··· Given data ···
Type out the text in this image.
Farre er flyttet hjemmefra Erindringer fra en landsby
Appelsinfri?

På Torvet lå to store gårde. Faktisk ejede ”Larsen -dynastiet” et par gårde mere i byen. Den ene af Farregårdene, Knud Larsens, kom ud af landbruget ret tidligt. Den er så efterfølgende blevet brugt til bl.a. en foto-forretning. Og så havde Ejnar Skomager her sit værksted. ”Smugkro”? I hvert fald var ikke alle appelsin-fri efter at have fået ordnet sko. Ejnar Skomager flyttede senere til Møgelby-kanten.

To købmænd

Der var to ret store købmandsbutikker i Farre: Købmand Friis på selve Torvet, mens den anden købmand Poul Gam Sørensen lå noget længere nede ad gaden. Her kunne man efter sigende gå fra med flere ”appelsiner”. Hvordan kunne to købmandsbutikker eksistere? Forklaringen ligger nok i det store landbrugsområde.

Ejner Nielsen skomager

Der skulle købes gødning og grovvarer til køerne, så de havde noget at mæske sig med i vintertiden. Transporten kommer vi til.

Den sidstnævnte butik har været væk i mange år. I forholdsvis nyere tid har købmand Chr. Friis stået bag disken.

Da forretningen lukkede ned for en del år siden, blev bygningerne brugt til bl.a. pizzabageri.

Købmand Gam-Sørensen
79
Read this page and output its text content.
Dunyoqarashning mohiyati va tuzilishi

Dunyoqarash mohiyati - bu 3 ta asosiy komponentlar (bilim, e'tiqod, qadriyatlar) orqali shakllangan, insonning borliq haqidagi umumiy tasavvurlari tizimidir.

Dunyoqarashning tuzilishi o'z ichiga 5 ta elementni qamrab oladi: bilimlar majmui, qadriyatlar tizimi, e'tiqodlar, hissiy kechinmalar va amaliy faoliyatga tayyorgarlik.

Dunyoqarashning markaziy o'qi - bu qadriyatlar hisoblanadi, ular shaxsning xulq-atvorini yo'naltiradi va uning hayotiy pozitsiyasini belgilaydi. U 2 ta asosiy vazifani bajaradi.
···
Aim of the task:
Exact copies of all the records are required.

Exercise result:
Type out the text in this image.
Farre er flyttet hjemmefra Erindringer fra en landsby
Appelsinfri?

På Torvet lå to store gårde. Faktisk ejede ”Larsen -dynastiet” et par gårde mere i byen. Den ene af Farregårdene, Knud Larsens, kom ud af landbruget ret tidligt. Den er så efterfølgende blevet brugt til bl.a. en foto-forretning. Og så havde Ejnar Skomager her sit værksted. ”Smugkro”? I hvert fald var ikke alle appelsin-fri efter at have fået ordnet sko. Ejnar Skomager flyttede senere til Møgelby-kanten.

To købmænd

Der var to ret store købmandsbutikker i Farre: Købmand Friis på selve Torvet, mens den anden købmand Poul Gam Sørensen lå noget længere nede ad gaden. Her kunne man efter sigende gå fra med flere ”appelsiner”. Hvordan kunne to købmandsbutikker eksistere? Forklaringen ligger nok i det store landbrugsområde.

Ejner Nielsen skomager

Der skulle købes gødning og grovvarer til køerne, så de havde noget at mæske sig med i vintertiden. Transporten kommer vi til.

Den sidstnævnte butik har været væk i mange år. I forholdsvis nyere tid har købmand Chr. Friis stået bag disken.

Da forretningen lukkede ned for en del år siden, blev bygningerne brugt til bl.a. pizzabageri.

Købmand Gam-Sørensen
79
Read this page and output its text content.
Dunyoqarashning mohiyati va tuzilishi

Dunyoqarash mohiyati - bu 3 ta asosiy komponentlar (bilim, e'tiqod, qadriyatlar) orqali shakllangan, insonning borliq haqidagi umumiy tasavvurlari tizimidir.

Dunyoqarashning tuzilishi o'z ichiga 5 ta elementni qamrab oladi: bilimlar majmui, qadriyatlar tizimi, e'tiqodlar, hissiy kechinmalar va amaliy faoliyatga tayyorgarlik.

Dunyoqarashning markaziy o'qi - bu qadriyatlar hisoblanadi, ular shaxsning xulq-atvorini yo'naltiradi va uning hayotiy pozitsiyasini belgilaydi. U 2 ta asosiy vazifani bajaradi.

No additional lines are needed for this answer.